***** Data entries *****

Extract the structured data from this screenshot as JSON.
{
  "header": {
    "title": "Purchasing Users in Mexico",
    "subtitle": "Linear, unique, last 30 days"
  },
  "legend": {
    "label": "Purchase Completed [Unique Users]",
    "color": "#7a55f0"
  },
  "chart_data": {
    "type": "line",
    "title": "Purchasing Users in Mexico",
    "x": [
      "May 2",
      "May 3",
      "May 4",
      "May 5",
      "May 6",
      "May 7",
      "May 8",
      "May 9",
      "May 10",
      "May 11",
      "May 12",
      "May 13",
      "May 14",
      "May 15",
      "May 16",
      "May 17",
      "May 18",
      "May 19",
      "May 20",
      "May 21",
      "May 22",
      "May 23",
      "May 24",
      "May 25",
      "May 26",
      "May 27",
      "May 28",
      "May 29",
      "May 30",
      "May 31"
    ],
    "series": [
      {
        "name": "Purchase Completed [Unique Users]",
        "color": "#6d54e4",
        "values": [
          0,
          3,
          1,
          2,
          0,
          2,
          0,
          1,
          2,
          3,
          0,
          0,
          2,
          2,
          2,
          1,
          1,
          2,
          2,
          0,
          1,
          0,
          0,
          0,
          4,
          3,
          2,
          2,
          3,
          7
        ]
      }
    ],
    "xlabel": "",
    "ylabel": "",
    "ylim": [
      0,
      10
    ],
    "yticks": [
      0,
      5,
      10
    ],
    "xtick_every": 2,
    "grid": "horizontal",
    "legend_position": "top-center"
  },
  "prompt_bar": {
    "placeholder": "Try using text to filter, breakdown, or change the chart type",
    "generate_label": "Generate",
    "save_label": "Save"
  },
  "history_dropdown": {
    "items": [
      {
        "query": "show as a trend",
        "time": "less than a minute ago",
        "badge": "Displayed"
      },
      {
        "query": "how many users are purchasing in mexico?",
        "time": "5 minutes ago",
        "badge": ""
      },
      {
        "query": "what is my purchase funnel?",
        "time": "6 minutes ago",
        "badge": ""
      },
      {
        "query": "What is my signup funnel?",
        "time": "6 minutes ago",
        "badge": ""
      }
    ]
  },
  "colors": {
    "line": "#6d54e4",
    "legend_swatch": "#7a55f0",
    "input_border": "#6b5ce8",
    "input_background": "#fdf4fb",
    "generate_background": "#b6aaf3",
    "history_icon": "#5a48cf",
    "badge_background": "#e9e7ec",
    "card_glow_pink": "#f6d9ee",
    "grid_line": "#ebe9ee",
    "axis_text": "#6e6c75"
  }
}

*****

Return every line containing "type".

    "type": "line",
    "placeholder": "Try using text to filter, breakdown, or change the chart type",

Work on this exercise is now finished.